■ WHAT THIS TASK INVOLVES
Write out every line of the material as it stands, apart from the pictures.

■ MATERIAL SUPPLIED
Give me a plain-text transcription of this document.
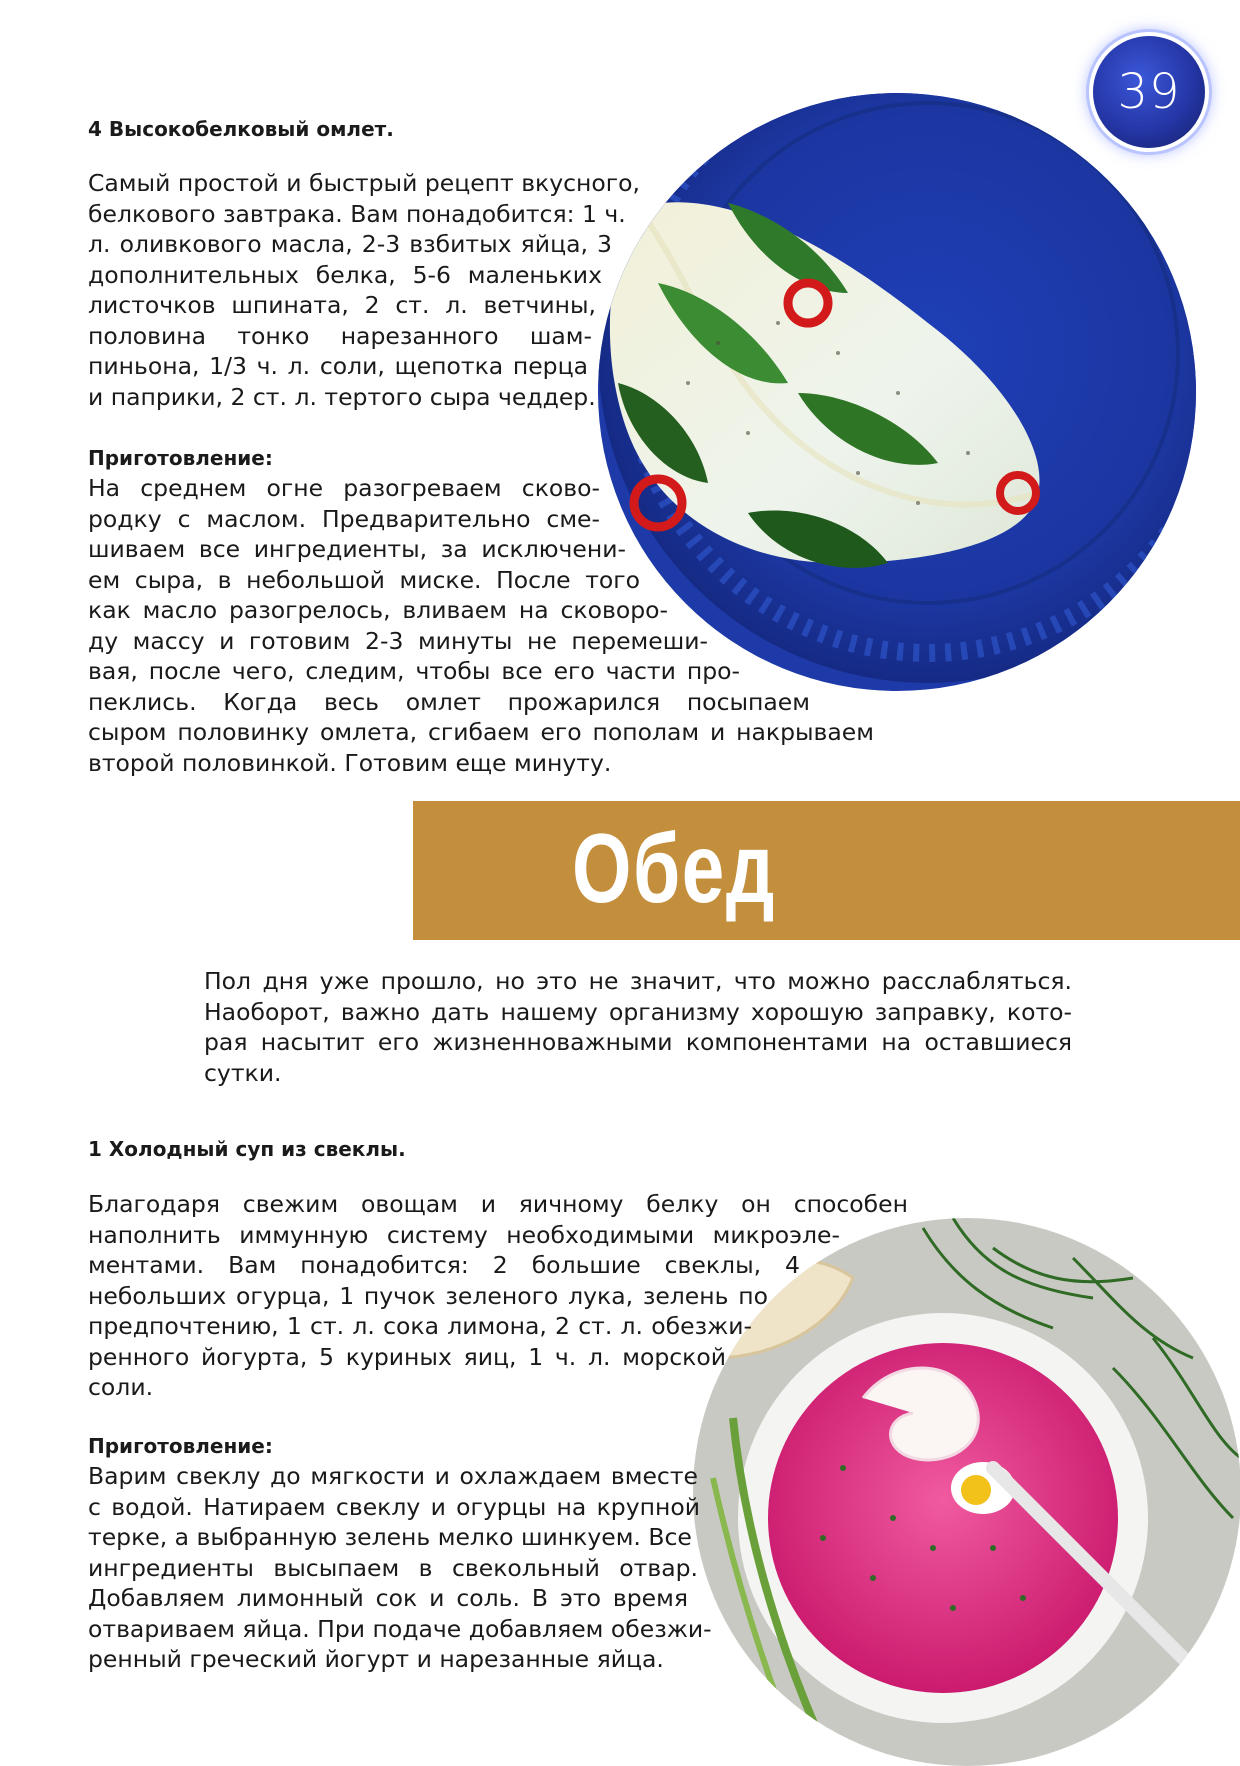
39
4 Высокобелковый омлет.
Самый простой и быстрый рецепт вкусного,
белкового завтрака. Вам понадобится: 1 ч.
л. оливкового масла, 2-3 взбитых яйца, 3
дополнительных белка, 5-6 маленьких
листочков шпината, 2 ст. л. ветчины,
половина тонко нарезанного шам-
пиньона, 1/3 ч. л. соли, щепотка перца
и паприки, 2 ст. л. тертого сыра чеддер.
Приготовление:
На среднем огне разогреваем сково-
родку с маслом. Предварительно сме-
шиваем все ингредиенты, за исключени-
ем сыра, в небольшой миске. После того
как масло разогрелось, вливаем на сковоро-
ду массу и готовим 2-3 минуты не перемеши-
вая, после чего, следим, чтобы все его части про-
пеклись. Когда весь омлет прожарился посыпаем
сыром половинку омлета, сгибаем его пополам и накрываем
второй половинкой. Готовим еще минуту.
Обед
Пол дня уже прошло, но это не значит, что можно расслабляться.
Наоборот, важно дать нашему организму хорошую заправку, кото-
рая насытит его жизненноважными компонентами на оставшиеся
сутки.
1 Холодный суп из свеклы.
Благодаря свежим овощам и яичному белку он способен
наполнить иммунную систему необходимыми микроэле-
ментами. Вам понадобится: 2 большие свеклы, 4
небольших огурца, 1 пучок зеленого лука, зелень по
предпочтению, 1 ст. л. сока лимона, 2 ст. л. обезжи-
ренного йогурта, 5 куриных яиц, 1 ч. л. морской
соли.
Приготовление:
Варим свеклу до мягкости и охлаждаем вместе
с водой. Натираем свеклу и огурцы на крупной
терке, а выбранную зелень мелко шинкуем. Все
ингредиенты высыпаем в свекольный отвар.
Добавляем лимонный сок и соль. В это время
отвариваем яйца. При подаче добавляем обезжи-
ренный греческий йогурт и нарезанные яйца.
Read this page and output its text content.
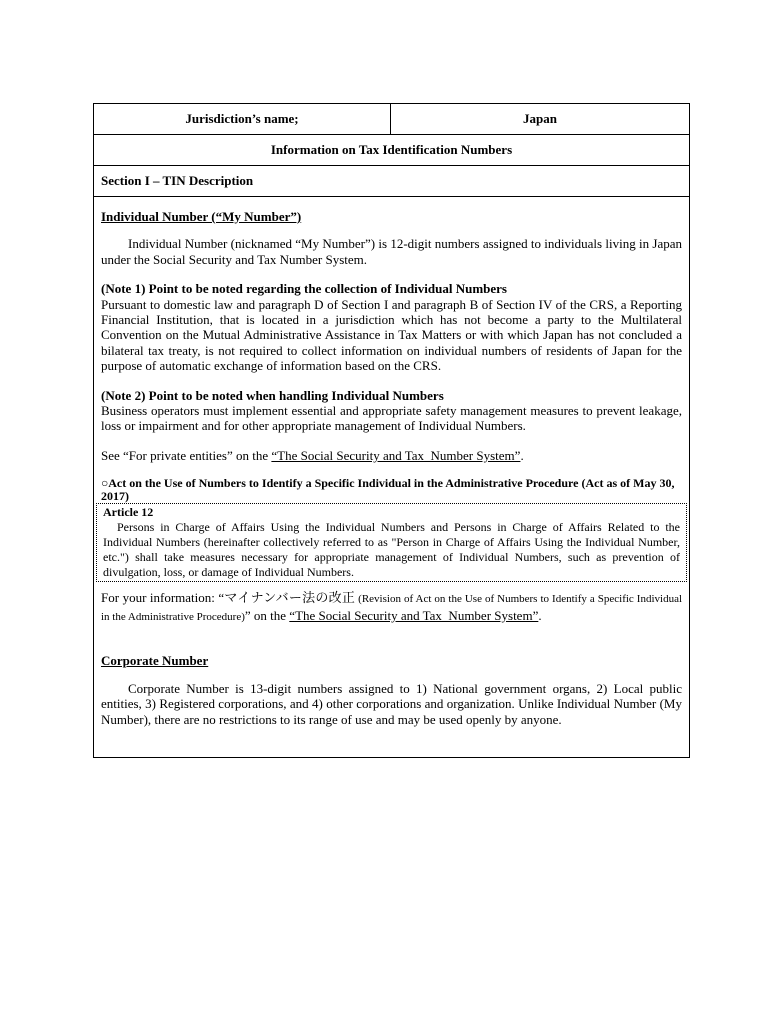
Jurisdiction’s name;	Japan
Information on Tax Identification Numbers
Section I – TIN Description
Individual Number (“My Number”)

Individual Number (nicknamed “My Number”) is 12-digit numbers assigned to individuals living in Japan under the Social Security and Tax Number System.

(Note 1) Point to be noted regarding the collection of Individual Numbers
Pursuant to domestic law and paragraph D of Section I and paragraph B of Section IV of the CRS, a Reporting Financial Institution, that is located in a jurisdiction which has not become a party to the Multilateral Convention on the Mutual Administrative Assistance in Tax Matters or with which Japan has not concluded a bilateral tax treaty, is not required to collect information on individual numbers of residents of Japan for the purpose of automatic exchange of information based on the CRS.

(Note 2) Point to be noted when handling Individual Numbers
Business operators must implement essential and appropriate safety management measures to prevent leakage, loss or impairment and for other appropriate management of Individual Numbers.

See “For private entities” on the “The Social Security and Tax_Number System”.

○Act on the Use of Numbers to Identify a Specific Individual in the Administrative Procedure (Act as of May 30, 2017)

Article 12

Persons in Charge of Affairs Using the Individual Numbers and Persons in Charge of Affairs Related to the Individual Numbers (hereinafter collectively referred to as "Person in Charge of Affairs Using the Individual Number, etc.") shall take measures necessary for appropriate management of Individual Numbers, such as prevention of divulgation, loss, or damage of Individual Numbers.

For your information: “マイナンバー法の改正 (Revision of Act on the Use of Numbers to Identify a Specific Individual in the Administrative Procedure)” on the “The Social Security and Tax_Number System”.

Corporate Number

Corporate Number is 13-digit numbers assigned to 1) National government organs, 2) Local public entities, 3) Registered corporations, and 4) other corporations and organization. Unlike Individual Number (My Number), there are no restrictions to its range of use and may be used openly by anyone.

■ FULL RESPONSE
Give me a plain-text transcription of this document.
39
4 Высокобелковый омлет.
Самый простой и быстрый рецепт вкусного,
белкового завтрака. Вам понадобится: 1 ч.
л. оливкового масла, 2-3 взбитых яйца, 3
дополнительных белка, 5-6 маленьких
листочков шпината, 2 ст. л. ветчины,
половина тонко нарезанного шам-
пиньона, 1/3 ч. л. соли, щепотка перца
и паприки, 2 ст. л. тертого сыра чеддер.
Приготовление:
На среднем огне разогреваем сково-
родку с маслом. Предварительно сме-
шиваем все ингредиенты, за исключени-
ем сыра, в небольшой миске. После того
как масло разогрелось, вливаем на сковоро-
ду массу и готовим 2-3 минуты не перемеши-
вая, после чего, следим, чтобы все его части про-
пеклись. Когда весь омлет прожарился посыпаем
сыром половинку омлета, сгибаем его пополам и накрываем
второй половинкой. Готовим еще минуту.
Обед
Пол дня уже прошло, но это не значит, что можно расслабляться.
Наоборот, важно дать нашему организму хорошую заправку, кото-
рая насытит его жизненноважными компонентами на оставшиеся
сутки.
1 Холодный суп из свеклы.
Благодаря свежим овощам и яичному белку он способен
наполнить иммунную систему необходимыми микроэле-
ментами. Вам понадобится: 2 большие свеклы, 4
небольших огурца, 1 пучок зеленого лука, зелень по
предпочтению, 1 ст. л. сока лимона, 2 ст. л. обезжи-
ренного йогурта, 5 куриных яиц, 1 ч. л. морской
соли.
Приготовление:
Варим свеклу до мягкости и охлаждаем вместе
с водой. Натираем свеклу и огурцы на крупной
терке, а выбранную зелень мелко шинкуем. Все
ингредиенты высыпаем в свекольный отвар.
Добавляем лимонный сок и соль. В это время
отвариваем яйца. При подаче добавляем обезжи-
ренный греческий йогурт и нарезанные яйца.
Read this page and output its text content.
Jurisdiction’s name;	Japan
Information on Tax Identification Numbers
Section I – TIN Description
Individual Number (“My Number”)

Individual Number (nicknamed “My Number”) is 12-digit numbers assigned to individuals living in Japan under the Social Security and Tax Number System.

(Note 1) Point to be noted regarding the collection of Individual Numbers
Pursuant to domestic law and paragraph D of Section I and paragraph B of Section IV of the CRS, a Reporting Financial Institution, that is located in a jurisdiction which has not become a party to the Multilateral Convention on the Mutual Administrative Assistance in Tax Matters or with which Japan has not concluded a bilateral tax treaty, is not required to collect information on individual numbers of residents of Japan for the purpose of automatic exchange of information based on the CRS.

(Note 2) Point to be noted when handling Individual Numbers
Business operators must implement essential and appropriate safety management measures to prevent leakage, loss or impairment and for other appropriate management of Individual Numbers.

See “For private entities” on the “The Social Security and Tax_Number System”.

○Act on the Use of Numbers to Identify a Specific Individual in the Administrative Procedure (Act as of May 30, 2017)

Article 12

Persons in Charge of Affairs Using the Individual Numbers and Persons in Charge of Affairs Related to the Individual Numbers (hereinafter collectively referred to as "Person in Charge of Affairs Using the Individual Number, etc.") shall take measures necessary for appropriate management of Individual Numbers, such as prevention of divulgation, loss, or damage of Individual Numbers.

For your information: “マイナンバー法の改正 (Revision of Act on the Use of Numbers to Identify a Specific Individual in the Administrative Procedure)” on the “The Social Security and Tax_Number System”.

Corporate Number

Corporate Number is 13-digit numbers assigned to 1) National government organs, 2) Local public entities, 3) Registered corporations, and 4) other corporations and organization. Unlike Individual Number (My Number), there are no restrictions to its range of use and may be used openly by anyone.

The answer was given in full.